_Information supplied:_
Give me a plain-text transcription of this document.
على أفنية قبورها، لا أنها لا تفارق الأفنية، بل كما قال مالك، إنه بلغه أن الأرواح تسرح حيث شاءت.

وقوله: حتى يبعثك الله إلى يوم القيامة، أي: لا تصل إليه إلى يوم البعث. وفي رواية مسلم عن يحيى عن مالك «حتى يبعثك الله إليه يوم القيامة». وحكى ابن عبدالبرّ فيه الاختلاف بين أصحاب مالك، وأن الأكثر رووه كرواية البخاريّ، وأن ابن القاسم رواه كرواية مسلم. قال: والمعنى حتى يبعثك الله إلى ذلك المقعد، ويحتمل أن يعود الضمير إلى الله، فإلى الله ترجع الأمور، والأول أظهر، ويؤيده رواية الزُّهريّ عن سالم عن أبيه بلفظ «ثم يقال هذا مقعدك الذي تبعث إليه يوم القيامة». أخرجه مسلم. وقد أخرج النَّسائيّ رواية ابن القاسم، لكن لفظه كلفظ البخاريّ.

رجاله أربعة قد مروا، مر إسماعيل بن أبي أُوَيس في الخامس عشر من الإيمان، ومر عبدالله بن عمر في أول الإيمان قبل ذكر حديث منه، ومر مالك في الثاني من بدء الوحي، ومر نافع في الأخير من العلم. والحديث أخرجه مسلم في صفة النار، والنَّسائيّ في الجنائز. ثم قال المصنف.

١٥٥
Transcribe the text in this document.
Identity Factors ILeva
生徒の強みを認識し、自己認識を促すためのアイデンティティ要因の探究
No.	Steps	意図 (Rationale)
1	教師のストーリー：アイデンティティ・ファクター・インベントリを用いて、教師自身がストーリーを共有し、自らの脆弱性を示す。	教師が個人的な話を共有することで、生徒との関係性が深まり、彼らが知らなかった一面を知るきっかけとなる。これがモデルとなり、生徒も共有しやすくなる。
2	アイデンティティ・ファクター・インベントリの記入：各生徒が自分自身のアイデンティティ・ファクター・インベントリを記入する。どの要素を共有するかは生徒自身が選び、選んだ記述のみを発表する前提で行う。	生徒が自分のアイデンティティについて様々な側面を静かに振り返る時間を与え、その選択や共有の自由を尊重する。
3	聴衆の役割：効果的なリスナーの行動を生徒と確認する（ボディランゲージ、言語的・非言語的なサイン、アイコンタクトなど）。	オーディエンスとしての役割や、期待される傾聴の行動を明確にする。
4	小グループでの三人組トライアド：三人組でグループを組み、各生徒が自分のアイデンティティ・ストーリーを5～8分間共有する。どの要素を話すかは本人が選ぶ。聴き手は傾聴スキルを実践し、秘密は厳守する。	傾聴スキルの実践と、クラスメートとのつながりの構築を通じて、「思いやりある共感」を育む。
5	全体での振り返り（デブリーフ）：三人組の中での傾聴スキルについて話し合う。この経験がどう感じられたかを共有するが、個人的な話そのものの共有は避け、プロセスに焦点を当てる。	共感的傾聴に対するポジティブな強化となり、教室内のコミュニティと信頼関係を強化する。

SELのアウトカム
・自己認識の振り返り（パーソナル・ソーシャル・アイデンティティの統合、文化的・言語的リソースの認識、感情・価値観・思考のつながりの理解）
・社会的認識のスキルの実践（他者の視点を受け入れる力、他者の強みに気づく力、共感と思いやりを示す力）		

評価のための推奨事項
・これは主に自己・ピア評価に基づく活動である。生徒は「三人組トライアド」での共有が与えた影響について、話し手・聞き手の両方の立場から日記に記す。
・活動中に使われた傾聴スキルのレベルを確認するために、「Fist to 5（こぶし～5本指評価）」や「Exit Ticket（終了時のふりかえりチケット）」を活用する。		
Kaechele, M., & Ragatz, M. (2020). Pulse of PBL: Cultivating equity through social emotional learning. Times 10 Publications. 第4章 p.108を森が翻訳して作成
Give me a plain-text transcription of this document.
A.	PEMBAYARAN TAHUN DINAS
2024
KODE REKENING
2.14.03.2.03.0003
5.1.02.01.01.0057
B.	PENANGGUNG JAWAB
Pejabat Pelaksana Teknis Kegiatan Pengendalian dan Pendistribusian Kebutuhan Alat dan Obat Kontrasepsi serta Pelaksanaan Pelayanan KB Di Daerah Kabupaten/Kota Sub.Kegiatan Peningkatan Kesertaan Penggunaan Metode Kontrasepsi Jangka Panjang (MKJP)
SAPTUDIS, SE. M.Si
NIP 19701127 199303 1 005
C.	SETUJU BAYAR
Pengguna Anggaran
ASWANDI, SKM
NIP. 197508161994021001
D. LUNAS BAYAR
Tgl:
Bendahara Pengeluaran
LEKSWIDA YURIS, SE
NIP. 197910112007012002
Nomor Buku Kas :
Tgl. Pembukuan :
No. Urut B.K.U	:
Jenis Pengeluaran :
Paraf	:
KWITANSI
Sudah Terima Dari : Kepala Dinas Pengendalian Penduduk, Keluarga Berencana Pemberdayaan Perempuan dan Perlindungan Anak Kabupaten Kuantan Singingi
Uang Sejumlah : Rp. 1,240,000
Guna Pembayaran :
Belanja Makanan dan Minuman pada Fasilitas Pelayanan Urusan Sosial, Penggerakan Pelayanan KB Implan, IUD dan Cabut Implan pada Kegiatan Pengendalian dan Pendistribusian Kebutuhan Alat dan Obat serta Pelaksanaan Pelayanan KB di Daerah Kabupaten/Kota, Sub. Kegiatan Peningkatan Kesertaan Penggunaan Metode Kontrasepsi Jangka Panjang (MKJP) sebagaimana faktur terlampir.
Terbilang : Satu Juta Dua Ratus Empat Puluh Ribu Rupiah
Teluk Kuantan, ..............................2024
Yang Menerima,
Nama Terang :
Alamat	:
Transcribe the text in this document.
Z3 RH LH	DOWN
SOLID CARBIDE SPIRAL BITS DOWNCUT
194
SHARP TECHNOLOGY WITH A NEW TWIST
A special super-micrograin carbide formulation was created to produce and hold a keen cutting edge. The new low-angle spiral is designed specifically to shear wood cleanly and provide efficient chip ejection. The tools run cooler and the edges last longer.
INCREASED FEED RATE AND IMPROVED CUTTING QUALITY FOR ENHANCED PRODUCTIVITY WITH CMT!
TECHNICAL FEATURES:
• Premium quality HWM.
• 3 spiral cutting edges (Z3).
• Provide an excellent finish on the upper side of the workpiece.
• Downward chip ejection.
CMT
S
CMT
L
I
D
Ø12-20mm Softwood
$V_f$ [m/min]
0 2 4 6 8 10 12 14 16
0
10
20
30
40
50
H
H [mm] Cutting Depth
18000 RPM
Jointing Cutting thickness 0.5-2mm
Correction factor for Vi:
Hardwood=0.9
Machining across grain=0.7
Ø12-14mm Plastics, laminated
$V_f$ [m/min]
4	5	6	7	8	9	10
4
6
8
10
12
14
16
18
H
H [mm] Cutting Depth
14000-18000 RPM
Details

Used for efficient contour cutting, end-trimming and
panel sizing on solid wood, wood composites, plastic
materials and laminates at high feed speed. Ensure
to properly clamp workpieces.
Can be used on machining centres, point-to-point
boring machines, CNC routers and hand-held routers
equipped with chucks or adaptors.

_Problem:_ Locate the word "ファクター" in the entries, and copy every line where it is found.

_Result for this task:_
1	教師のストーリー：アイデンティティ・ファクター・インベントリを用いて、教師自身がストーリーを共有し、自らの脆弱性を示す。	教師が個人的な話を共有することで、生徒との関係性が深まり、彼らが知らなかった一面を知るきっかけとなる。これがモデルとなり、生徒も共有しやすくなる。
2	アイデンティティ・ファクター・インベントリの記入：各生徒が自分自身のアイデンティティ・ファクター・インベントリを記入する。どの要素を共有するかは生徒自身が選び、選んだ記述のみを発表する前提で行う。	生徒が自分のアイデンティティについて様々な側面を静かに振り返る時間を与え、その選択や共有の自由を尊重する。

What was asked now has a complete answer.